* **Task**
In the listing below, pick out lines with "xlabel".

** START OF Entries **

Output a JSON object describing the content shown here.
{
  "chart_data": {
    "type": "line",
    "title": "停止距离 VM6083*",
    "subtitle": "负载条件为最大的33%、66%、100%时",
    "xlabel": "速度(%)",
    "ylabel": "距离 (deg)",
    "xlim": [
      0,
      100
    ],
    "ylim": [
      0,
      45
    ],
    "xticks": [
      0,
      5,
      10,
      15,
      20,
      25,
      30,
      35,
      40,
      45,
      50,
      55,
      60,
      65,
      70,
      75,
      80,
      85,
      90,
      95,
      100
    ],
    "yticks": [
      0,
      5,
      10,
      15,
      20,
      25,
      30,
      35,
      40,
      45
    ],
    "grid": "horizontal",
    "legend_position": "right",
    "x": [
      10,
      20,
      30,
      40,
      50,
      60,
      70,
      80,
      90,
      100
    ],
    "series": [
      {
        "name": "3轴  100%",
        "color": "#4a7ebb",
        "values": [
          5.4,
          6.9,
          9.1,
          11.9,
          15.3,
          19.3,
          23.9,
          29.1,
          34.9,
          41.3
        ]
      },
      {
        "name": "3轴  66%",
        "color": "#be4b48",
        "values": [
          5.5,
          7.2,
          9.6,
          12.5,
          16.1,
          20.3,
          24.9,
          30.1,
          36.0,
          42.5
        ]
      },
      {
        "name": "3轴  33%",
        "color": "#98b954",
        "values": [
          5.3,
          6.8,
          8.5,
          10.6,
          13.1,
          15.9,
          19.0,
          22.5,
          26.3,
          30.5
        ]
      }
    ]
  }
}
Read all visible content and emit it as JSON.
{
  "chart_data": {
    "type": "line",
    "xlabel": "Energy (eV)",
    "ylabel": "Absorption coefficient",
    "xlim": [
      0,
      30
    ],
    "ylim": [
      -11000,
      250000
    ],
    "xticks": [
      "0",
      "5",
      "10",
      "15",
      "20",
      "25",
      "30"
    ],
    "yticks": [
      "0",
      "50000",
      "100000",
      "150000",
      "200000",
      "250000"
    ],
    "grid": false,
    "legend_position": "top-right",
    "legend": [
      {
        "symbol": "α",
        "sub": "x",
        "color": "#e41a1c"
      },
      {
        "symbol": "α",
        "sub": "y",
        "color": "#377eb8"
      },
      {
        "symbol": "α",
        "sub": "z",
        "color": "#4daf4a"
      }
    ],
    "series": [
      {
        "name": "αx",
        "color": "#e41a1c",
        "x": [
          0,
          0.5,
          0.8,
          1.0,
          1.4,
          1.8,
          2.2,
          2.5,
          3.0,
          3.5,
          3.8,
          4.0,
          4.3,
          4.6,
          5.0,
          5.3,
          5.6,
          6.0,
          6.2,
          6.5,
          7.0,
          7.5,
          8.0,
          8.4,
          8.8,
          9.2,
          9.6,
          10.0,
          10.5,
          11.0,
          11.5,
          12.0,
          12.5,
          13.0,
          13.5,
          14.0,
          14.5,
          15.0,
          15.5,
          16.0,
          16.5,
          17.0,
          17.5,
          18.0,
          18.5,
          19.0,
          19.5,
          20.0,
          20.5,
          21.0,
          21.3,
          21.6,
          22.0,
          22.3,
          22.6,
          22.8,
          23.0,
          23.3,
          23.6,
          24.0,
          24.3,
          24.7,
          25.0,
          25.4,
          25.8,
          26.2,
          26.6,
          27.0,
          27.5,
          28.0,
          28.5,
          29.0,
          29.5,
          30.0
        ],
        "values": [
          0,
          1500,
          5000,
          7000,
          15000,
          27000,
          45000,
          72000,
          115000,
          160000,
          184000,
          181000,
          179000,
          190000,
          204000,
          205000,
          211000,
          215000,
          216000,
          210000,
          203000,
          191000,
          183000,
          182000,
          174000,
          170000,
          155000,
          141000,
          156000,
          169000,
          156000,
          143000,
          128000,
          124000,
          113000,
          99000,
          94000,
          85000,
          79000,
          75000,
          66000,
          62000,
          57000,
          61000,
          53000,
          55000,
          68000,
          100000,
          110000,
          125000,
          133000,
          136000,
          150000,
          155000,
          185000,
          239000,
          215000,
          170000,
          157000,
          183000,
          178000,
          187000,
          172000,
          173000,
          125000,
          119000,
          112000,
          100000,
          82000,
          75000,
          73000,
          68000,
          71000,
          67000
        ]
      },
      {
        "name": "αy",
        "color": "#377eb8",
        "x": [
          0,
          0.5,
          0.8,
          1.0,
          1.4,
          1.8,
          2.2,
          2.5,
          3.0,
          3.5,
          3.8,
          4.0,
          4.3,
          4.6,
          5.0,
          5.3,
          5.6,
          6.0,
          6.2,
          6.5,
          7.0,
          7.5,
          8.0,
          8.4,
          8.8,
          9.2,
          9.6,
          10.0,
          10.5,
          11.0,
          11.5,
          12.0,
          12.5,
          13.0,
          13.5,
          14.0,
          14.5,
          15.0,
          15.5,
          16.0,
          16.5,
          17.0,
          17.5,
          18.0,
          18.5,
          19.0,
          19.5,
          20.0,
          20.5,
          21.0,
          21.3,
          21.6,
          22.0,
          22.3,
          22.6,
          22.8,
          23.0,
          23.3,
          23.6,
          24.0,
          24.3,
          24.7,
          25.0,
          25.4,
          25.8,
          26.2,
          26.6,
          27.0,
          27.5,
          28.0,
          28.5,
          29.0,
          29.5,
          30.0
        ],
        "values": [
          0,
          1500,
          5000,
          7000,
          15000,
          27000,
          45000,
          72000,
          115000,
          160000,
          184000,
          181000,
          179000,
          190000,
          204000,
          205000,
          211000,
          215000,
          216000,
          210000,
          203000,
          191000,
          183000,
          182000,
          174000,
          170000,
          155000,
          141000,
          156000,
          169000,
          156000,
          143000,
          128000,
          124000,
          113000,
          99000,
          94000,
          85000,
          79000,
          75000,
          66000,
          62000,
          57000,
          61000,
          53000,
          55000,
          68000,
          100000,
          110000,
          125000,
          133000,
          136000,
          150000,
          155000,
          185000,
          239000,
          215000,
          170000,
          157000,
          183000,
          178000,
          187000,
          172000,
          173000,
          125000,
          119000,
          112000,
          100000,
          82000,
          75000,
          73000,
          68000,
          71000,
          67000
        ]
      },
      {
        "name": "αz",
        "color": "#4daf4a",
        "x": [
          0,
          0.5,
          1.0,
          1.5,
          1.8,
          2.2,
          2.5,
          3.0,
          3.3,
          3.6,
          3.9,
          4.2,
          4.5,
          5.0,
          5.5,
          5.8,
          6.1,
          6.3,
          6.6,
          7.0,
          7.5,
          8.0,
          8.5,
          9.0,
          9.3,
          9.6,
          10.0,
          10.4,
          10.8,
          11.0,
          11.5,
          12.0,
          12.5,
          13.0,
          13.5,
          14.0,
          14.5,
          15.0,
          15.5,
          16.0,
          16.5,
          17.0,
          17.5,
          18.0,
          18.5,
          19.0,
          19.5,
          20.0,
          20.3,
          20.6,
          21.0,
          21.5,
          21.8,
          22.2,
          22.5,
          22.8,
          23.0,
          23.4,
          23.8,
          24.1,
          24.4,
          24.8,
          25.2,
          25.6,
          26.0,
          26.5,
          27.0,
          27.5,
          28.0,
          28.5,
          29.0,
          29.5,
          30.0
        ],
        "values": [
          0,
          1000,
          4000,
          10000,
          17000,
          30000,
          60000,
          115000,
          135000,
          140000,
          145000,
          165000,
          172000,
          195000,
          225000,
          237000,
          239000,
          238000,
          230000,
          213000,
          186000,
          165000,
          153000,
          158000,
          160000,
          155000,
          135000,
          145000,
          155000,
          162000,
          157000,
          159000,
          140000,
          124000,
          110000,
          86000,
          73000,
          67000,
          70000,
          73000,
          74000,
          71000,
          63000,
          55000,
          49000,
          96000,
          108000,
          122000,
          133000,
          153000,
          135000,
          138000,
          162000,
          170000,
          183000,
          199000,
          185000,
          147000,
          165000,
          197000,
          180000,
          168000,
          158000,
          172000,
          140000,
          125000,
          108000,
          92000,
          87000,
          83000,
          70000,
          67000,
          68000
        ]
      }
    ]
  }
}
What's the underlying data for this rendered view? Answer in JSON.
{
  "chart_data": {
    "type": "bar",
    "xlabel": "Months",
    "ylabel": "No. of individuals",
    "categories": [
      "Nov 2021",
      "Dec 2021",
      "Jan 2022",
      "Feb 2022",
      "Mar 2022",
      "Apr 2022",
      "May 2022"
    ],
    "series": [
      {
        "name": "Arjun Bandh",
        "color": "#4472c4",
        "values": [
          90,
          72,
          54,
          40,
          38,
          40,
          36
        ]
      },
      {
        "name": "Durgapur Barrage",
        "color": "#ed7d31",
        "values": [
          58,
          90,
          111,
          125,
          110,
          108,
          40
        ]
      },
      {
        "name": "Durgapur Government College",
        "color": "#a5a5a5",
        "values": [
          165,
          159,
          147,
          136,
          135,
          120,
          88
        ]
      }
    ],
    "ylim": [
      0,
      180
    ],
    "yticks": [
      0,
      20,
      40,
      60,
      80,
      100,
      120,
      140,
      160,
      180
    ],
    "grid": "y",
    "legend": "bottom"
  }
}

** END OF Entries **

* **Reply**
    "xlabel": "速度(%)",
    "xlabel": "Energy (eV)",
    "xlabel": "Months",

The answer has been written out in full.